** begin Excerpted data **
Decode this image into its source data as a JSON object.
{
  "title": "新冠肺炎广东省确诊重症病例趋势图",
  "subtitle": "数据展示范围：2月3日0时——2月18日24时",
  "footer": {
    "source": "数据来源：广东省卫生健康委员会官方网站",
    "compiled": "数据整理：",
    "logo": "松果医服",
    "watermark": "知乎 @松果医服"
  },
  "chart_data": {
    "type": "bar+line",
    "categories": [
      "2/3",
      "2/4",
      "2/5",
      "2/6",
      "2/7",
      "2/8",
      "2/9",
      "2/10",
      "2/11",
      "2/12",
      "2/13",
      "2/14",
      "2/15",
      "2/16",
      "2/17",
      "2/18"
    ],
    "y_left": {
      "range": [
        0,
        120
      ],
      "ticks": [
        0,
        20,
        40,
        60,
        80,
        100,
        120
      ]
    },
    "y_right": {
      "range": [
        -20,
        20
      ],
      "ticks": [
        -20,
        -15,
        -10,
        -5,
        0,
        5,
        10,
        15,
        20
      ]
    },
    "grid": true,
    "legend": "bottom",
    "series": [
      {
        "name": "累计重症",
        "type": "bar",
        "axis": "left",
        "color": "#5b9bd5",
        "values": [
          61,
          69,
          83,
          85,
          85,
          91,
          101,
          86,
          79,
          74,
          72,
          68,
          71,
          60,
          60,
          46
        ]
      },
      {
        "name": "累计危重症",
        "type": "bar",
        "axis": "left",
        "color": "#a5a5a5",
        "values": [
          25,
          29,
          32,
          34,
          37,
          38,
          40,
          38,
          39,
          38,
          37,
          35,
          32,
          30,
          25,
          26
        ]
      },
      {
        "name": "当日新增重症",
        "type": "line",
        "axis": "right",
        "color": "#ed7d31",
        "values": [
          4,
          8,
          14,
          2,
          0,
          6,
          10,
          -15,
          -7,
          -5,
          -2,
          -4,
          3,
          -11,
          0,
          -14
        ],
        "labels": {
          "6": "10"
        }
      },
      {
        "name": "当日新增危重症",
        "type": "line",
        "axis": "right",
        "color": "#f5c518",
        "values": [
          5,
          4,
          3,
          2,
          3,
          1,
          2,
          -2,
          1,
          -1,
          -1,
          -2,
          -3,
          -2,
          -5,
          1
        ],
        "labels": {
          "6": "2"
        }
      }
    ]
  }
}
** end Excerpted data **
#### Stated exercise
Write out every line exactly as it stands.

#### Complete output
Decode this image into its source data as a JSON object.
{
  "title": "新冠肺炎广东省确诊重症病例趋势图",
  "subtitle": "数据展示范围：2月3日0时——2月18日24时",
  "footer": {
    "source": "数据来源：广东省卫生健康委员会官方网站",
    "compiled": "数据整理：",
    "logo": "松果医服",
    "watermark": "知乎 @松果医服"
  },
  "chart_data": {
    "type": "bar+line",
    "categories": [
      "2/3",
      "2/4",
      "2/5",
      "2/6",
      "2/7",
      "2/8",
      "2/9",
      "2/10",
      "2/11",
      "2/12",
      "2/13",
      "2/14",
      "2/15",
      "2/16",
      "2/17",
      "2/18"
    ],
    "y_left": {
      "range": [
        0,
        120
      ],
      "ticks": [
        0,
        20,
        40,
        60,
        80,
        100,
        120
      ]
    },
    "y_right": {
      "range": [
        -20,
        20
      ],
      "ticks": [
        -20,
        -15,
        -10,
        -5,
        0,
        5,
        10,
        15,
        20
      ]
    },
    "grid": true,
    "legend": "bottom",
    "series": [
      {
        "name": "累计重症",
        "type": "bar",
        "axis": "left",
        "color": "#5b9bd5",
        "values": [
          61,
          69,
          83,
          85,
          85,
          91,
          101,
          86,
          79,
          74,
          72,
          68,
          71,
          60,
          60,
          46
        ]
      },
      {
        "name": "累计危重症",
        "type": "bar",
        "axis": "left",
        "color": "#a5a5a5",
        "values": [
          25,
          29,
          32,
          34,
          37,
          38,
          40,
          38,
          39,
          38,
          37,
          35,
          32,
          30,
          25,
          26
        ]
      },
      {
        "name": "当日新增重症",
        "type": "line",
        "axis": "right",
        "color": "#ed7d31",
        "values": [
          4,
          8,
          14,
          2,
          0,
          6,
          10,
          -15,
          -7,
          -5,
          -2,
          -4,
          3,
          -11,
          0,
          -14
        ],
        "labels": {
          "6": "10"
        }
      },
      {
        "name": "当日新增危重症",
        "type": "line",
        "axis": "right",
        "color": "#f5c518",
        "values": [
          5,
          4,
          3,
          2,
          3,
          1,
          2,
          -2,
          1,
          -1,
          -1,
          -2,
          -3,
          -2,
          -5,
          1
        ],
        "labels": {
          "6": "2"
        }
      }
    ]
  }
}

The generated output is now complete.